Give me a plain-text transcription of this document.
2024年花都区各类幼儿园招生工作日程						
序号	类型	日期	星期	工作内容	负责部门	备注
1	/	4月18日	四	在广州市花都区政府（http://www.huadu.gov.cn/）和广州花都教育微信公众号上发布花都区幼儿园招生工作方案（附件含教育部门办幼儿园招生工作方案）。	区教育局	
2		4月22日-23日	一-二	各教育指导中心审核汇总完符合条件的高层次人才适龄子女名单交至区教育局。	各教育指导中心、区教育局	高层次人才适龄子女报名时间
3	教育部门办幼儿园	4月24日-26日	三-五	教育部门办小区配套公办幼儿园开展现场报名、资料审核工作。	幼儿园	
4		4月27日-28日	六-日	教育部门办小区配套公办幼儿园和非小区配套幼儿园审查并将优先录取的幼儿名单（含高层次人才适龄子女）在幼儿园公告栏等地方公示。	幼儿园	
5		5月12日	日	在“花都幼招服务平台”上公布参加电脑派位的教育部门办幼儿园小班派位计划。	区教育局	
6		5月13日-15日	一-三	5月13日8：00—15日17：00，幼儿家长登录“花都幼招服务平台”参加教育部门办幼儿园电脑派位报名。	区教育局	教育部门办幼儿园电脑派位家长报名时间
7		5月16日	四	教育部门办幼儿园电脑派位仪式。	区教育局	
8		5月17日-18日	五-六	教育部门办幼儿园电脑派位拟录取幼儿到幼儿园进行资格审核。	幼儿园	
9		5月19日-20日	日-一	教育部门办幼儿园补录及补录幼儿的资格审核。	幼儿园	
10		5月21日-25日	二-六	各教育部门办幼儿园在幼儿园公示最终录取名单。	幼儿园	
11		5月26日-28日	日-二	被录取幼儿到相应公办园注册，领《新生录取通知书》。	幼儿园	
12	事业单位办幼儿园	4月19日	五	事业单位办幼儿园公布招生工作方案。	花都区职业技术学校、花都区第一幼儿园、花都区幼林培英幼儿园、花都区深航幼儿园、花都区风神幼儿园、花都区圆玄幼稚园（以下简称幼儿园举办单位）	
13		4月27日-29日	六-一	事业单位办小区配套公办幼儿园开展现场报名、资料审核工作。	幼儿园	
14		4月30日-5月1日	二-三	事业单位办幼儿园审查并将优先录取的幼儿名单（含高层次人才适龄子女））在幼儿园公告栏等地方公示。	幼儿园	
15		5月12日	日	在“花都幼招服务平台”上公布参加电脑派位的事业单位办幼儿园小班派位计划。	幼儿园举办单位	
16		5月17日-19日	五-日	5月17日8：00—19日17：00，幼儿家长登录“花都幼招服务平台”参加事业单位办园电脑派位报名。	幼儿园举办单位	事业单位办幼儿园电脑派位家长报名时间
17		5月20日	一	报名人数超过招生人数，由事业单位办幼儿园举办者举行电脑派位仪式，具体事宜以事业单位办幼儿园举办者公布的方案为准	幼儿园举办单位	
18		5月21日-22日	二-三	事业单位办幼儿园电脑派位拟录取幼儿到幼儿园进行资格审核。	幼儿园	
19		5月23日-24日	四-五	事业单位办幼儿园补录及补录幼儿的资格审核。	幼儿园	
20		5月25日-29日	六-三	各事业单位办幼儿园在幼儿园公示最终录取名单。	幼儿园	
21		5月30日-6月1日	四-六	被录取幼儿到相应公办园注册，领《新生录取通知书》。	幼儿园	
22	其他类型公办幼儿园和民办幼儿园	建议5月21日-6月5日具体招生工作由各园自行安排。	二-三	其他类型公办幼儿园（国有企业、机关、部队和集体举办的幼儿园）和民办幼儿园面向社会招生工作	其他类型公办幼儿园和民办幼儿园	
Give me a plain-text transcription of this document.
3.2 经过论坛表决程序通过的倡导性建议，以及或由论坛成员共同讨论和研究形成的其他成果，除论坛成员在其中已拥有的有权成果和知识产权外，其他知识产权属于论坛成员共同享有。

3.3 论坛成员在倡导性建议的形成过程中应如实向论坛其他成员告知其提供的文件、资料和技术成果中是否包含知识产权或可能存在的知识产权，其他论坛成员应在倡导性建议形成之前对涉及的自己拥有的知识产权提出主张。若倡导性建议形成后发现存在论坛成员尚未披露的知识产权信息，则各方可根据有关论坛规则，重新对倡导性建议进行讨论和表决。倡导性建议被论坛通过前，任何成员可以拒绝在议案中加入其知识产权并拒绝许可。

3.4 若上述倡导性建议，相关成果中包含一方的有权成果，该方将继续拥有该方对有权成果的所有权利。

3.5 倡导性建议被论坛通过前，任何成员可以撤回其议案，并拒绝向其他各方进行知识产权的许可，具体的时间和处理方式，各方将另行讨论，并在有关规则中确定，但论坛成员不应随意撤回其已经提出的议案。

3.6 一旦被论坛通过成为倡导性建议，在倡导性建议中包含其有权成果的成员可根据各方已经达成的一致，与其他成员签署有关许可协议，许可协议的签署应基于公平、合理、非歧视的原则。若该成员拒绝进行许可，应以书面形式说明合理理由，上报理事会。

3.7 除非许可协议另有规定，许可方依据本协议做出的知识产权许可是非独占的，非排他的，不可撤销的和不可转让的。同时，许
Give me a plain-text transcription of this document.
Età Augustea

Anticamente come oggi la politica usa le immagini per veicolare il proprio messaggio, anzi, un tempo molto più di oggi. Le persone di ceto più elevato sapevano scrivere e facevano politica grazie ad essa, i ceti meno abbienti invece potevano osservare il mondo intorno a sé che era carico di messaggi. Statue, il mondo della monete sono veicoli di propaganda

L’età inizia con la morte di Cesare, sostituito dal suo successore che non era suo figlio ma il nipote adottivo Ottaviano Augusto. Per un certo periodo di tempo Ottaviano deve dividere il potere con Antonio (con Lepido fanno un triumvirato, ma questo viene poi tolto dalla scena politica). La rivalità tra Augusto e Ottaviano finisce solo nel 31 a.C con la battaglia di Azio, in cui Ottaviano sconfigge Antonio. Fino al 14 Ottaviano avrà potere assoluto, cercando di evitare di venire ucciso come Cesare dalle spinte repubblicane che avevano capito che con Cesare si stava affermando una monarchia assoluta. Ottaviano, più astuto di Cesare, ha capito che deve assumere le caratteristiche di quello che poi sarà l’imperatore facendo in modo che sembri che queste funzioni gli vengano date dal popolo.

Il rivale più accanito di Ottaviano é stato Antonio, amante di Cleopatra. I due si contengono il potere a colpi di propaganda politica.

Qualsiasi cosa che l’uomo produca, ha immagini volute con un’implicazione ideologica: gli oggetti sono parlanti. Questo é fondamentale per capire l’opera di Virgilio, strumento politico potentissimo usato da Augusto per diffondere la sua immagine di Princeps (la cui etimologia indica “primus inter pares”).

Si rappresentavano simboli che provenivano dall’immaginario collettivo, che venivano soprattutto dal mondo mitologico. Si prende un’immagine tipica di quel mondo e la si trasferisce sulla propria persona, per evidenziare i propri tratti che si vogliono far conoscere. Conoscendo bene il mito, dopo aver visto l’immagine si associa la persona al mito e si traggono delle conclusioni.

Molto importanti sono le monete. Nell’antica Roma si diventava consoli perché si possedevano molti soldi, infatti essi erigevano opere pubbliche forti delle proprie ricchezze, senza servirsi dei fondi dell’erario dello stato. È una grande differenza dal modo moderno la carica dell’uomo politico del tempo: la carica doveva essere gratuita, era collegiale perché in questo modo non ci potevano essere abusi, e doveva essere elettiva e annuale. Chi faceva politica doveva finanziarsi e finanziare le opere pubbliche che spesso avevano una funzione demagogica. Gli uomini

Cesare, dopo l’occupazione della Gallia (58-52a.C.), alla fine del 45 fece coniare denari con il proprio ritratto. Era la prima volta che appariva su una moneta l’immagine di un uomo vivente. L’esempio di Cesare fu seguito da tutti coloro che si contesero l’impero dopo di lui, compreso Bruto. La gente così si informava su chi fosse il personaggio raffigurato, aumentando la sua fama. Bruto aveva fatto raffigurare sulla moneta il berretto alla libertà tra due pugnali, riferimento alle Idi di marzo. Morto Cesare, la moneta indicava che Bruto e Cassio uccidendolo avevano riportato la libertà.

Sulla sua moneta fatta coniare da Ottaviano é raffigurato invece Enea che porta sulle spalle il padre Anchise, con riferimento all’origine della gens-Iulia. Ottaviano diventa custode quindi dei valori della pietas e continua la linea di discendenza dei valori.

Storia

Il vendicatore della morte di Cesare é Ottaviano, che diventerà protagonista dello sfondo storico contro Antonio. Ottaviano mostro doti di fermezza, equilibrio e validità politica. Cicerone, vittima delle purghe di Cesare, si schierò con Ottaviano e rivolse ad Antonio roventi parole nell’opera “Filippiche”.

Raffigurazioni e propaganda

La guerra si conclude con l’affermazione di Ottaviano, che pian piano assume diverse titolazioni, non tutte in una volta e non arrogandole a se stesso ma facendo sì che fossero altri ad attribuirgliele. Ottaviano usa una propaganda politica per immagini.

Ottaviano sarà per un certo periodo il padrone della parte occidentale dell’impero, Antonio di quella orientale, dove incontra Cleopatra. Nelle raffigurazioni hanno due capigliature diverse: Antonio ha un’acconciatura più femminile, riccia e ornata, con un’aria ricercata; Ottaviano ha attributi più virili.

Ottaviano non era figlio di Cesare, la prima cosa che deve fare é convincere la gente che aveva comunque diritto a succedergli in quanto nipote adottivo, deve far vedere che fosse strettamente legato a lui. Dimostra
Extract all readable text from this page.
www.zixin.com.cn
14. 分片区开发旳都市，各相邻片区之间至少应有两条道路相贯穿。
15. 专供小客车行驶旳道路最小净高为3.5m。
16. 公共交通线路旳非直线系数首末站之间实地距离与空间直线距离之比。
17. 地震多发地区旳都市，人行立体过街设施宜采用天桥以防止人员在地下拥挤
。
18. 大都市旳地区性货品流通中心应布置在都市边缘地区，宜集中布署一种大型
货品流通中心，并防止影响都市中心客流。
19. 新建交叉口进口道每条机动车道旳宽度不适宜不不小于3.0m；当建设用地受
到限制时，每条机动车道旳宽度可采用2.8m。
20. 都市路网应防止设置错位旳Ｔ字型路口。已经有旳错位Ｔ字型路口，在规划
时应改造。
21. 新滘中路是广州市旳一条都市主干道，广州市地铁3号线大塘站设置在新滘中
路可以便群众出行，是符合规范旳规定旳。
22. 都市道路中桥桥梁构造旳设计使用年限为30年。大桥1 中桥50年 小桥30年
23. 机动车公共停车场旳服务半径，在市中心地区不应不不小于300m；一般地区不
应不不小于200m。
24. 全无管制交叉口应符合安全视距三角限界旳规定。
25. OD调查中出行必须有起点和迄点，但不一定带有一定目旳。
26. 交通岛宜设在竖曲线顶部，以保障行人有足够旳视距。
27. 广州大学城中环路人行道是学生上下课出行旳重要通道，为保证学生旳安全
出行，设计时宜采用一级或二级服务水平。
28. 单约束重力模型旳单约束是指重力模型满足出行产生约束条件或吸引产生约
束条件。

........

* _Goal_
Spot every line that holds "immagini" and copy it.

* _Task output_
Anticamente come oggi la politica usa le immagini per veicolare il proprio messaggio, anzi, un tempo molto più di oggi. Le persone di ceto più elevato sapevano scrivere e facevano politica grazie ad essa, i ceti meno abbienti invece potevano osservare il mondo intorno a sé che era carico di messaggi. Statue, il mondo della monete sono veicoli di propaganda
Qualsiasi cosa che l’uomo produca, ha immagini volute con un’implicazione ideologica: gli oggetti sono parlanti. Questo é fondamentale per capire l’opera di Virgilio, strumento politico potentissimo usato da Augusto per diffondere la sua immagine di Princeps (la cui etimologia indica “primus inter pares”).
La guerra si conclude con l’affermazione di Ottaviano, che pian piano assume diverse titolazioni, non tutte in una volta e non arrogandole a se stesso ma facendo sì che fossero altri ad attribuirgliele. Ottaviano usa una propaganda politica per immagini.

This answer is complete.